(Items from a dataset)
-----

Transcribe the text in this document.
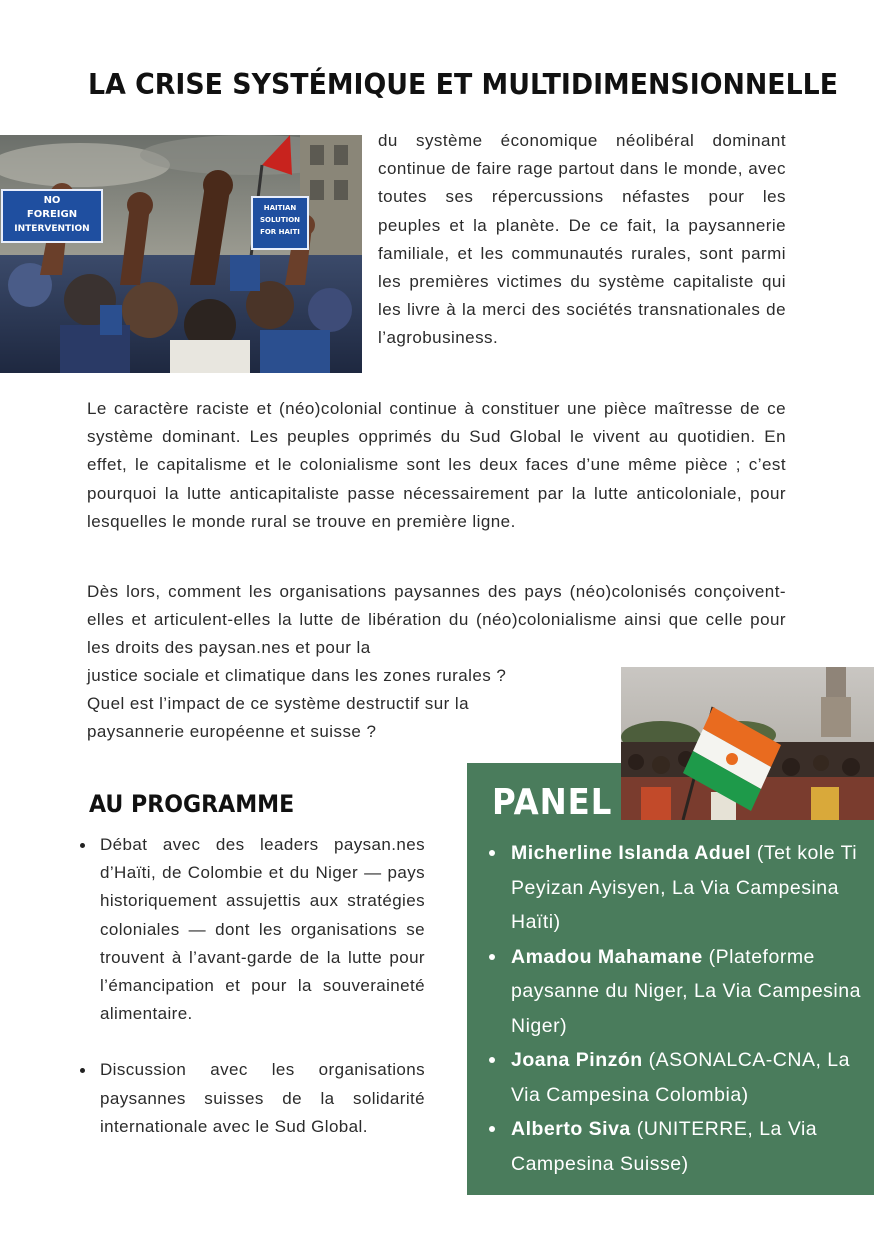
LA CRISE SYSTÉMIQUE ET MULTIDIMENSIONNELLE
NO
FOREIGN
INTERVENTION
HAITIAN
SOLUTION
FOR HAITI

du système économique néolibéral dominant continue de faire rage partout dans le monde, avec toutes ses répercussions néfastes pour les peuples et la planète. De ce fait, la paysannerie familiale, et les communautés rurales, sont parmi les premières victimes du système capitaliste qui les livre à la merci des sociétés transnationales de l’agrobusiness.

Le caractère raciste et (néo)colonial continue à constituer une pièce maîtresse de ce système dominant. Les peuples opprimés du Sud Global le vivent au quotidien. En effet, le capitalisme et le colonialisme sont les deux faces d’une même pièce ; c’est pourquoi la lutte anticapitaliste passe nécessairement par la lutte anticoloniale, pour lesquelles le monde rural se trouve en première ligne.

Dès lors, comment les organisations paysannes des pays (néo)colonisés conçoivent-elles et articulent-elles la lutte de libération du (néo)colonialisme ainsi que celle pour les droits des paysan.nes et pour la

justice sociale et climatique dans les zones rurales ?
Quel est l’impact de ce système destructif sur la
paysannerie européenne et suisse ?
AU PROGRAMME
Débat avec des leaders paysan.nes d’Haïti, de Colombie et du Niger — pays historiquement assujettis aux stratégies coloniales — dont les organisations se trouvent à l’avant-garde de la lutte pour l’émancipation et pour la souveraineté alimentaire.
Discussion avec les organisations paysannes suisses de la solidarité internationale avec le Sud Global.
PANEL
Micherline Islanda Aduel (Tet kole Ti Peyizan Ayisyen, La Via Campesina Haïti)
Amadou Mahamane (Plateforme paysanne du Niger, La Via Campesina Niger)
Joana Pinzón (ASONALCA-CNA, La Via Campesina Colombia)
Alberto Siva (UNITERRE, La Via Campesina Suisse)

-----

- [Brief]: Set the data above down again exactly as given, with no pictures.

- [Result of the task]:
Transcribe the text in this document.
LA CRISE SYSTÉMIQUE ET MULTIDIMENSIONNELLE
NO
FOREIGN
INTERVENTION
HAITIAN
SOLUTION
FOR HAITI

du système économique néolibéral dominant continue de faire rage partout dans le monde, avec toutes ses répercussions néfastes pour les peuples et la planète. De ce fait, la paysannerie familiale, et les communautés rurales, sont parmi les premières victimes du système capitaliste qui les livre à la merci des sociétés transnationales de l’agrobusiness.

Le caractère raciste et (néo)colonial continue à constituer une pièce maîtresse de ce système dominant. Les peuples opprimés du Sud Global le vivent au quotidien. En effet, le capitalisme et le colonialisme sont les deux faces d’une même pièce ; c’est pourquoi la lutte anticapitaliste passe nécessairement par la lutte anticoloniale, pour lesquelles le monde rural se trouve en première ligne.

Dès lors, comment les organisations paysannes des pays (néo)colonisés conçoivent-elles et articulent-elles la lutte de libération du (néo)colonialisme ainsi que celle pour les droits des paysan.nes et pour la

justice sociale et climatique dans les zones rurales ?
Quel est l’impact de ce système destructif sur la
paysannerie européenne et suisse ?
AU PROGRAMME
Débat avec des leaders paysan.nes d’Haïti, de Colombie et du Niger — pays historiquement assujettis aux stratégies coloniales — dont les organisations se trouvent à l’avant-garde de la lutte pour l’émancipation et pour la souveraineté alimentaire.
Discussion avec les organisations paysannes suisses de la solidarité internationale avec le Sud Global.
PANEL
Micherline Islanda Aduel (Tet kole Ti Peyizan Ayisyen, La Via Campesina Haïti)
Amadou Mahamane (Plateforme paysanne du Niger, La Via Campesina Niger)
Joana Pinzón (ASONALCA-CNA, La Via Campesina Colombia)
Alberto Siva (UNITERRE, La Via Campesina Suisse)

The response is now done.